__Set task__
Without further comment, state how many lines in the listing below contain the word "elettorale".

__Supplied entries__
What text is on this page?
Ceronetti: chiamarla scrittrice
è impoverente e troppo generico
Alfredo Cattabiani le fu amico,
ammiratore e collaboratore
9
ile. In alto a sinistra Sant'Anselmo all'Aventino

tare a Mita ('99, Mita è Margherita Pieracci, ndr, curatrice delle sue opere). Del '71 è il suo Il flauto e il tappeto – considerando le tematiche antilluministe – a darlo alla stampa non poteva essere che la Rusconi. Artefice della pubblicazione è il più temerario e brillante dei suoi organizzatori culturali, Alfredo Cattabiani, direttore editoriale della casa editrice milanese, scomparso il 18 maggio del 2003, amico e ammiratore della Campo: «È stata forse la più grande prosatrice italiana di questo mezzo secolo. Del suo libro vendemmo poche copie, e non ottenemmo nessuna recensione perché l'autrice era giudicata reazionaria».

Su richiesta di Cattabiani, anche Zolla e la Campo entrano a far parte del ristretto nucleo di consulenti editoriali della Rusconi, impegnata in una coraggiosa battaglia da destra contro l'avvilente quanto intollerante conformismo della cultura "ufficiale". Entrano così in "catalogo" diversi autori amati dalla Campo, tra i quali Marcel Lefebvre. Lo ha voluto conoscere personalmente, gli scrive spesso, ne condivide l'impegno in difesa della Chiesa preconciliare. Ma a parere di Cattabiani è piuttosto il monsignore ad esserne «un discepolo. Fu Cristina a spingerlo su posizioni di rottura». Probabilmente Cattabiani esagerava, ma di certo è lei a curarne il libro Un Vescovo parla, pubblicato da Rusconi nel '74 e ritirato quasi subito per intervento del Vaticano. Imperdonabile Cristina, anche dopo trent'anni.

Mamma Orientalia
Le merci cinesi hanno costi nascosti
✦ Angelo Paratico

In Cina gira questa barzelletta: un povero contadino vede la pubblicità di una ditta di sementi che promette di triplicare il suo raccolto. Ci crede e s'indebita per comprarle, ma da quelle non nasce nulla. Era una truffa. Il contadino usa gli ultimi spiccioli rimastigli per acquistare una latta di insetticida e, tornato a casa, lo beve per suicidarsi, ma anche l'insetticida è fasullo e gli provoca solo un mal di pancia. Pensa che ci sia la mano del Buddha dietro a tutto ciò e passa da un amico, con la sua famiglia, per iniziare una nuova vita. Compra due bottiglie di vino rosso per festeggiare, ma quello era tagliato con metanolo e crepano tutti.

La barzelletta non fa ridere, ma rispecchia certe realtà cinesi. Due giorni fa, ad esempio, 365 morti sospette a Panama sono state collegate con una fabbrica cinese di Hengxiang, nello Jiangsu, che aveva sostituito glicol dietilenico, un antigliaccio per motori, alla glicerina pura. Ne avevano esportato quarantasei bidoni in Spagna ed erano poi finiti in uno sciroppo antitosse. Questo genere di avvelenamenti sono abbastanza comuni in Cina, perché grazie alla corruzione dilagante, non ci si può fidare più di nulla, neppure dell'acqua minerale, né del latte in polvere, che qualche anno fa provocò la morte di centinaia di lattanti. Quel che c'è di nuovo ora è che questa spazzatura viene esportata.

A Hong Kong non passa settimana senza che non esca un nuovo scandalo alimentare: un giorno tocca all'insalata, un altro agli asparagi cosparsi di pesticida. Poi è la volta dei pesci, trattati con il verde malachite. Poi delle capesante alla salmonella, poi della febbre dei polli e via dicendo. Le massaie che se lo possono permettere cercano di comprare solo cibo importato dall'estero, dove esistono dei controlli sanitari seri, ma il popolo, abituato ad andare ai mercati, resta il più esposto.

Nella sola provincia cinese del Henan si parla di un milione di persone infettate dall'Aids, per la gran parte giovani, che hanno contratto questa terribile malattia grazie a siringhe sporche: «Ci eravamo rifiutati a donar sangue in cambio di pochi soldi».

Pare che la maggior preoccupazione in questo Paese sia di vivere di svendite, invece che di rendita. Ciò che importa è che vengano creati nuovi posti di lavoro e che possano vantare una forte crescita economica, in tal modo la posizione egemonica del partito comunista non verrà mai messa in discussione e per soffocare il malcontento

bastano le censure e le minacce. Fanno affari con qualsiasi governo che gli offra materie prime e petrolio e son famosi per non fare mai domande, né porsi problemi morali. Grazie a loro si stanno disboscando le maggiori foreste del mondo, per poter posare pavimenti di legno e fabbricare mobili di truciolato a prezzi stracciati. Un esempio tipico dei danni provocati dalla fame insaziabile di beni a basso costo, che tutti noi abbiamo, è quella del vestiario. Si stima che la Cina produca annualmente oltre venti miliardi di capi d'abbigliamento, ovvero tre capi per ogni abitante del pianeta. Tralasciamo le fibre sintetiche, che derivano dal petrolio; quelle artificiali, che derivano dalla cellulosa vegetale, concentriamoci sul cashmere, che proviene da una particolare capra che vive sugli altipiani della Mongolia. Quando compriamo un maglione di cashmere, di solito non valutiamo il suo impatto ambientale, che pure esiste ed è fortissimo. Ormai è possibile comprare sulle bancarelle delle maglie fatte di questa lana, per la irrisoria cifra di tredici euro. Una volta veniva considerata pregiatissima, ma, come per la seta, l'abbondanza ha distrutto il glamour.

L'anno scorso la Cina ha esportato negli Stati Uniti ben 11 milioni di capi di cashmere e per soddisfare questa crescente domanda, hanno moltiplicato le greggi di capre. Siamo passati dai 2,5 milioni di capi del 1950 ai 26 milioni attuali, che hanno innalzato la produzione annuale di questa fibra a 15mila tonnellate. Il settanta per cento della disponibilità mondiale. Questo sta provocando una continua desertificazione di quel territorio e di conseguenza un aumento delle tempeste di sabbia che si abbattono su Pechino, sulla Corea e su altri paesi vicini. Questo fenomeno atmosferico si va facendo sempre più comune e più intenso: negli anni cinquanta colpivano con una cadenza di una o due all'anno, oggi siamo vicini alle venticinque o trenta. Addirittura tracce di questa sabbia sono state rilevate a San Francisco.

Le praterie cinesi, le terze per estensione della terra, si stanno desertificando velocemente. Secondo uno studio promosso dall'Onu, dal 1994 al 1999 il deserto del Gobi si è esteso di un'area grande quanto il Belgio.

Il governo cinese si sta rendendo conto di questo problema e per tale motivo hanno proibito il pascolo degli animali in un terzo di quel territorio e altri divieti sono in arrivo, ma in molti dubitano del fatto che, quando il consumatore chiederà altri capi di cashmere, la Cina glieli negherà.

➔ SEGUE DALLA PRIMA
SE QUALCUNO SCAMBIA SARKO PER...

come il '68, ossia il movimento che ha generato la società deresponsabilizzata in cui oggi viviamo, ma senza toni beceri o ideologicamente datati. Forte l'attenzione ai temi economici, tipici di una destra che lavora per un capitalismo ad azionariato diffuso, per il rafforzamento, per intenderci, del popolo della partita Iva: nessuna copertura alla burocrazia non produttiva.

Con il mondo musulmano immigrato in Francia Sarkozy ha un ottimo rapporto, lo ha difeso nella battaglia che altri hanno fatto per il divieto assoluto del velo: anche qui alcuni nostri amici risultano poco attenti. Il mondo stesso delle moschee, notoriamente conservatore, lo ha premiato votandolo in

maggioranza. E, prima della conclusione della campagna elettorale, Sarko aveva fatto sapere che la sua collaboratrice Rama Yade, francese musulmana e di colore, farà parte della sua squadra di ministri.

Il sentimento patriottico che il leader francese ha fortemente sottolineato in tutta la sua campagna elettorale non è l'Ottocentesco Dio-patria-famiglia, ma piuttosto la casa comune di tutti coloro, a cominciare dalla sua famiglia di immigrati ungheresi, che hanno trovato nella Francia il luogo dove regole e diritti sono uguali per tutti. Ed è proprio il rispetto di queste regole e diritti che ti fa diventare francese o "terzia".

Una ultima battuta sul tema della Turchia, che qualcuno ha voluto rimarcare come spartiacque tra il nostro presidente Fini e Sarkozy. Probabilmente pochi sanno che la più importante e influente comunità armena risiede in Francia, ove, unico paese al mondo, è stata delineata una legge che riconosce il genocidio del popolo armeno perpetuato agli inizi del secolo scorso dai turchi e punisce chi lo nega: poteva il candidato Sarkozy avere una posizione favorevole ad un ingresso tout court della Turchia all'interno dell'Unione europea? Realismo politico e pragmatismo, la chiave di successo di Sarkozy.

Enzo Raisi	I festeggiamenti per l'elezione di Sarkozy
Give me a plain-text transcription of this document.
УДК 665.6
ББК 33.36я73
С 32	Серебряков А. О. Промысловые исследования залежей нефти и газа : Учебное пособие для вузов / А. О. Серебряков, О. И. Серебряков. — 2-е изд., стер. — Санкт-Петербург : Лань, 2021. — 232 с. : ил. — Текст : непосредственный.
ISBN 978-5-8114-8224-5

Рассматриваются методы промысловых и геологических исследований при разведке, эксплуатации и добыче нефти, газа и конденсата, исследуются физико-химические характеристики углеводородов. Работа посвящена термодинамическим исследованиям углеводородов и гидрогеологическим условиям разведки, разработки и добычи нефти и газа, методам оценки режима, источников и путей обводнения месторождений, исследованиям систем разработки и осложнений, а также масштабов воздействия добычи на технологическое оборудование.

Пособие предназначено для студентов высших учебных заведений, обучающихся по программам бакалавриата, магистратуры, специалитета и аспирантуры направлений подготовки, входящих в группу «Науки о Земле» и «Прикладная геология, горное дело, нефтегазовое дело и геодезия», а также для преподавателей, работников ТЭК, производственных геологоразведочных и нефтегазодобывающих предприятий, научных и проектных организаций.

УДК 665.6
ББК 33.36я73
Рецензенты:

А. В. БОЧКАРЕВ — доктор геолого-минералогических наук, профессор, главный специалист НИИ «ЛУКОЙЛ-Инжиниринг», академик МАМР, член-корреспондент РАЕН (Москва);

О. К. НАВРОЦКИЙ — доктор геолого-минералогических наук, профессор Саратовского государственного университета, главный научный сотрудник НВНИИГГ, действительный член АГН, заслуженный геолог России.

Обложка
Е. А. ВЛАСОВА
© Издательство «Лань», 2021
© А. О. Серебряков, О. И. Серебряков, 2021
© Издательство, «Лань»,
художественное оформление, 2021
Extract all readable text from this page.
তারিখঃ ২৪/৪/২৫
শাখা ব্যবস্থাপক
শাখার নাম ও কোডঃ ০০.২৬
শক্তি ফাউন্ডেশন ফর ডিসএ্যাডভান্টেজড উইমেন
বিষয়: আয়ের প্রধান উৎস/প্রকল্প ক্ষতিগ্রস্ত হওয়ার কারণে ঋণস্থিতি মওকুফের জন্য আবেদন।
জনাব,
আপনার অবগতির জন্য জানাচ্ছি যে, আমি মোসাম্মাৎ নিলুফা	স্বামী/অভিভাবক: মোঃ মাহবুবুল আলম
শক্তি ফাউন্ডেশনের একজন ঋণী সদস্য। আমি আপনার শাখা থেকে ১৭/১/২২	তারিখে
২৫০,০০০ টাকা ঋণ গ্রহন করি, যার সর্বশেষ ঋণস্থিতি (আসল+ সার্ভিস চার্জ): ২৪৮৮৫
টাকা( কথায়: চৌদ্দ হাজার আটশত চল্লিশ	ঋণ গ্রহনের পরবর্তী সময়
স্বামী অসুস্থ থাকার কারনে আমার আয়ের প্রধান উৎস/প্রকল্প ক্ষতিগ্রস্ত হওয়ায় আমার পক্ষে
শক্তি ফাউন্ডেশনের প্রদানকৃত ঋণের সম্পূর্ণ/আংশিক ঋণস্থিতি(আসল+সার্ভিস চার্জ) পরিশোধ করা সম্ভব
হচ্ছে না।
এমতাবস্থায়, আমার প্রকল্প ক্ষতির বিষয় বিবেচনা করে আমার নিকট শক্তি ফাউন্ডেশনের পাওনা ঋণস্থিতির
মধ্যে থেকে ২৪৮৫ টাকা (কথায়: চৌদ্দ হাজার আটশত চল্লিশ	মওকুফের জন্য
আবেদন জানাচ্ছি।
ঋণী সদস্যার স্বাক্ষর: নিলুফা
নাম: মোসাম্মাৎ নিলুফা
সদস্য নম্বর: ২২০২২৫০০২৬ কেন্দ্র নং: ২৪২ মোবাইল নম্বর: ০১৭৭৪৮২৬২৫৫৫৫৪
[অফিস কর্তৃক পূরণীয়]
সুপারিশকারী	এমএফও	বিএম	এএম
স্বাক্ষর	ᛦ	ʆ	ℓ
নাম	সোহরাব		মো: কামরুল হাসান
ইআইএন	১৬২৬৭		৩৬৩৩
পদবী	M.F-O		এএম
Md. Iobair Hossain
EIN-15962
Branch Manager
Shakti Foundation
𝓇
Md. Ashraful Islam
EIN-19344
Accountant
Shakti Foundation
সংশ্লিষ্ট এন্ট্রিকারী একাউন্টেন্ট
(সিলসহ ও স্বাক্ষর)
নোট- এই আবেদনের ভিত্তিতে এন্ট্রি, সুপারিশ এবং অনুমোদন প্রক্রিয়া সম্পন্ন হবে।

__Solution for this exercise__
2